'''

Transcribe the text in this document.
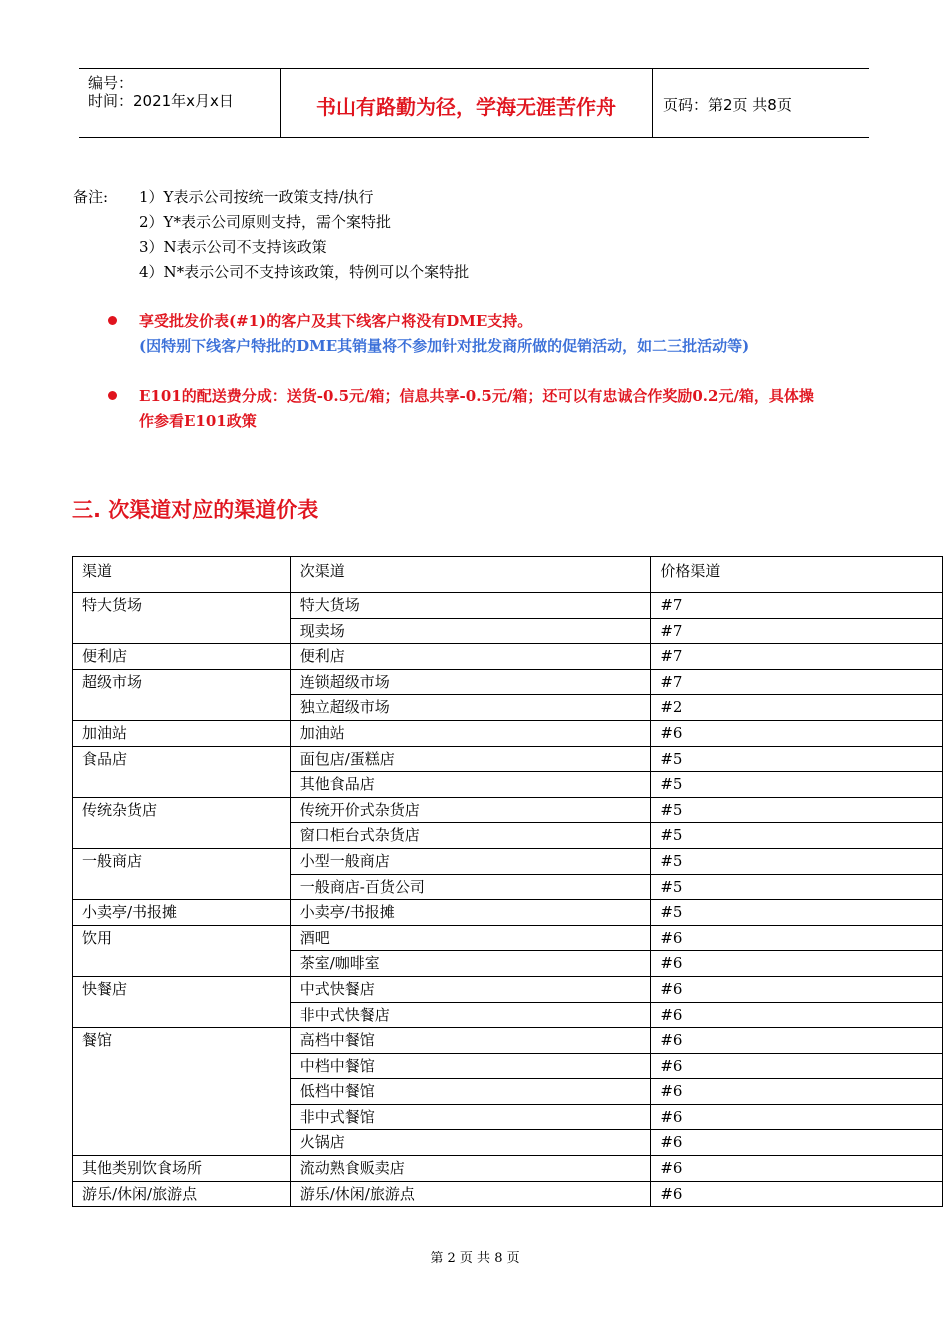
编号：
时间：2021年x月x日	书山有路勤为径，学海无涯苦作舟	页码：第2页 共8页
备注: 1）Y表示公司按统一政策支持/执行
2）Y*表示公司原则支持，需个案特批
3）N表示公司不支持该政策
4）N*表示公司不支持该政策，特例可以个案特批
享受批发价表(#1)的客户及其下线客户将没有DME支持。
(因特别下线客户特批的DME其销量将不参加针对批发商所做的促销活动，如二三批活动等)
E101的配送费分成：送货-0.5元/箱；信息共享-0.5元/箱；还可以有忠诚合作奖励0.2元/箱，具体操
作参看E101政策
三. 次渠道对应的渠道价表
渠道	次渠道	价格渠道
特大货场	特大货场	#7
	现卖场	#7
便利店	便利店	#7
超级市场	连锁超级市场	#7
	独立超级市场	#2
加油站	加油站	#6
食品店	面包店/蛋糕店	#5
	其他食品店	#5
传统杂货店	传统开价式杂货店	#5
	窗口柜台式杂货店	#5
一般商店	小型一般商店	#5
	一般商店-百货公司	#5
小卖亭/书报摊	小卖亭/书报摊	#5
饮用	酒吧	#6
	茶室/咖啡室	#6
快餐店	中式快餐店	#6
	非中式快餐店	#6
餐馆	高档中餐馆	#6
	中档中餐馆	#6
	低档中餐馆	#6
	非中式餐馆	#6
	火锅店	#6
其他类别饮食场所	流动熟食贩卖店	#6
游乐/休闲/旅游点	游乐/休闲/旅游点	#6
第 2 页 共 8 页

'''

Written task: Repeat all of the data above word for word, minus the pictures.

Problem solution:
Transcribe the text in this document.
编号：
时间：2021年x月x日	书山有路勤为径，学海无涯苦作舟	页码：第2页 共8页
备注: 1）Y表示公司按统一政策支持/执行
2）Y*表示公司原则支持，需个案特批
3）N表示公司不支持该政策
4）N*表示公司不支持该政策，特例可以个案特批
享受批发价表(#1)的客户及其下线客户将没有DME支持。
(因特别下线客户特批的DME其销量将不参加针对批发商所做的促销活动，如二三批活动等)
E101的配送费分成：送货-0.5元/箱；信息共享-0.5元/箱；还可以有忠诚合作奖励0.2元/箱，具体操
作参看E101政策
三. 次渠道对应的渠道价表
渠道	次渠道	价格渠道
特大货场	特大货场	#7
	现卖场	#7
便利店	便利店	#7
超级市场	连锁超级市场	#7
	独立超级市场	#2
加油站	加油站	#6
食品店	面包店/蛋糕店	#5
	其他食品店	#5
传统杂货店	传统开价式杂货店	#5
	窗口柜台式杂货店	#5
一般商店	小型一般商店	#5
	一般商店-百货公司	#5
小卖亭/书报摊	小卖亭/书报摊	#5
饮用	酒吧	#6
	茶室/咖啡室	#6
快餐店	中式快餐店	#6
	非中式快餐店	#6
餐馆	高档中餐馆	#6
	中档中餐馆	#6
	低档中餐馆	#6
	非中式餐馆	#6
	火锅店	#6
其他类别饮食场所	流动熟食贩卖店	#6
游乐/休闲/旅游点	游乐/休闲/旅游点	#6
第 2 页 共 8 页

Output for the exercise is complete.